● **Data section**:
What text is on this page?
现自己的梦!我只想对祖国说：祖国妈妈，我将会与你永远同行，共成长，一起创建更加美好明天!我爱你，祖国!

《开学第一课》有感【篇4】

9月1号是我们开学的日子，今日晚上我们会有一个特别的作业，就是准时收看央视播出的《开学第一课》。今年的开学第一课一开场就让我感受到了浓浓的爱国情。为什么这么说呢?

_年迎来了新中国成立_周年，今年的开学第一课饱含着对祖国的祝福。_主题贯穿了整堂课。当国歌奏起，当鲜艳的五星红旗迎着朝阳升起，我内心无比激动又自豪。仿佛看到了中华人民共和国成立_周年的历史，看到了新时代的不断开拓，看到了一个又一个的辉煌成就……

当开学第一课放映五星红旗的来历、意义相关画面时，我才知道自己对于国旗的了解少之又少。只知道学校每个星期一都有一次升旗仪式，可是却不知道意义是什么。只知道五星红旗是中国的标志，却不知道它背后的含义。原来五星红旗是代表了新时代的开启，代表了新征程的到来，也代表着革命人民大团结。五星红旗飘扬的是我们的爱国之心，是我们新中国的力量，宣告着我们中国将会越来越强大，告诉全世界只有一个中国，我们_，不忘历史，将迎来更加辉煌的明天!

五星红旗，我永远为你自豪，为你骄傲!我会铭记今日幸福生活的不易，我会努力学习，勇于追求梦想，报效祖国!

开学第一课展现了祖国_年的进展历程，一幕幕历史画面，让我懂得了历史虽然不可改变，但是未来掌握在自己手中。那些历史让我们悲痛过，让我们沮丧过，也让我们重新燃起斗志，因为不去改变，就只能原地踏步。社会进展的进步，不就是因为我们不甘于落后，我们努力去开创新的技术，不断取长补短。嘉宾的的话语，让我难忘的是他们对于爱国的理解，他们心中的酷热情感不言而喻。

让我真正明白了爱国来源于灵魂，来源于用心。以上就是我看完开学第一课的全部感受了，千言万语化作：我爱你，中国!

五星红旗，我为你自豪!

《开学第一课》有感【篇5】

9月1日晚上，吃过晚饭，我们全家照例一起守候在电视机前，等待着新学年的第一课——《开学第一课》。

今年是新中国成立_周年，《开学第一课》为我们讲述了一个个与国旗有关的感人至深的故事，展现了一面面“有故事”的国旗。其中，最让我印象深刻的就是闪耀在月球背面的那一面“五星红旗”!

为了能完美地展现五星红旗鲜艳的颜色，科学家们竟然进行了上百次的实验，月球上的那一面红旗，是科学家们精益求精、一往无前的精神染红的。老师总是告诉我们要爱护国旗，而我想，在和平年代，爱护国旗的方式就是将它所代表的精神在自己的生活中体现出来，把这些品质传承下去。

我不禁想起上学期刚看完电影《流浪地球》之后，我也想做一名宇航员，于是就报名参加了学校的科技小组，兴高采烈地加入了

● **What you should do**: Each line above is to be repeated exactly.

● **Full output**:
What text is on this page?
现自己的梦!我只想对祖国说：祖国妈妈，我将会与你永远同行，共成长，一起创建更加美好明天!我爱你，祖国!

《开学第一课》有感【篇4】

9月1号是我们开学的日子，今日晚上我们会有一个特别的作业，就是准时收看央视播出的《开学第一课》。今年的开学第一课一开场就让我感受到了浓浓的爱国情。为什么这么说呢?

_年迎来了新中国成立_周年，今年的开学第一课饱含着对祖国的祝福。_主题贯穿了整堂课。当国歌奏起，当鲜艳的五星红旗迎着朝阳升起，我内心无比激动又自豪。仿佛看到了中华人民共和国成立_周年的历史，看到了新时代的不断开拓，看到了一个又一个的辉煌成就……

当开学第一课放映五星红旗的来历、意义相关画面时，我才知道自己对于国旗的了解少之又少。只知道学校每个星期一都有一次升旗仪式，可是却不知道意义是什么。只知道五星红旗是中国的标志，却不知道它背后的含义。原来五星红旗是代表了新时代的开启，代表了新征程的到来，也代表着革命人民大团结。五星红旗飘扬的是我们的爱国之心，是我们新中国的力量，宣告着我们中国将会越来越强大，告诉全世界只有一个中国，我们_，不忘历史，将迎来更加辉煌的明天!

五星红旗，我永远为你自豪，为你骄傲!我会铭记今日幸福生活的不易，我会努力学习，勇于追求梦想，报效祖国!

开学第一课展现了祖国_年的进展历程，一幕幕历史画面，让我懂得了历史虽然不可改变，但是未来掌握在自己手中。那些历史让我们悲痛过，让我们沮丧过，也让我们重新燃起斗志，因为不去改变，就只能原地踏步。社会进展的进步，不就是因为我们不甘于落后，我们努力去开创新的技术，不断取长补短。嘉宾的的话语，让我难忘的是他们对于爱国的理解，他们心中的酷热情感不言而喻。

让我真正明白了爱国来源于灵魂，来源于用心。以上就是我看完开学第一课的全部感受了，千言万语化作：我爱你，中国!

五星红旗，我为你自豪!

《开学第一课》有感【篇5】

9月1日晚上，吃过晚饭，我们全家照例一起守候在电视机前，等待着新学年的第一课——《开学第一课》。

今年是新中国成立_周年，《开学第一课》为我们讲述了一个个与国旗有关的感人至深的故事，展现了一面面“有故事”的国旗。其中，最让我印象深刻的就是闪耀在月球背面的那一面“五星红旗”!

为了能完美地展现五星红旗鲜艳的颜色，科学家们竟然进行了上百次的实验，月球上的那一面红旗，是科学家们精益求精、一往无前的精神染红的。老师总是告诉我们要爱护国旗，而我想，在和平年代，爱护国旗的方式就是将它所代表的精神在自己的生活中体现出来，把这些品质传承下去。

我不禁想起上学期刚看完电影《流浪地球》之后，我也想做一名宇航员，于是就报名参加了学校的科技小组，兴高采烈地加入了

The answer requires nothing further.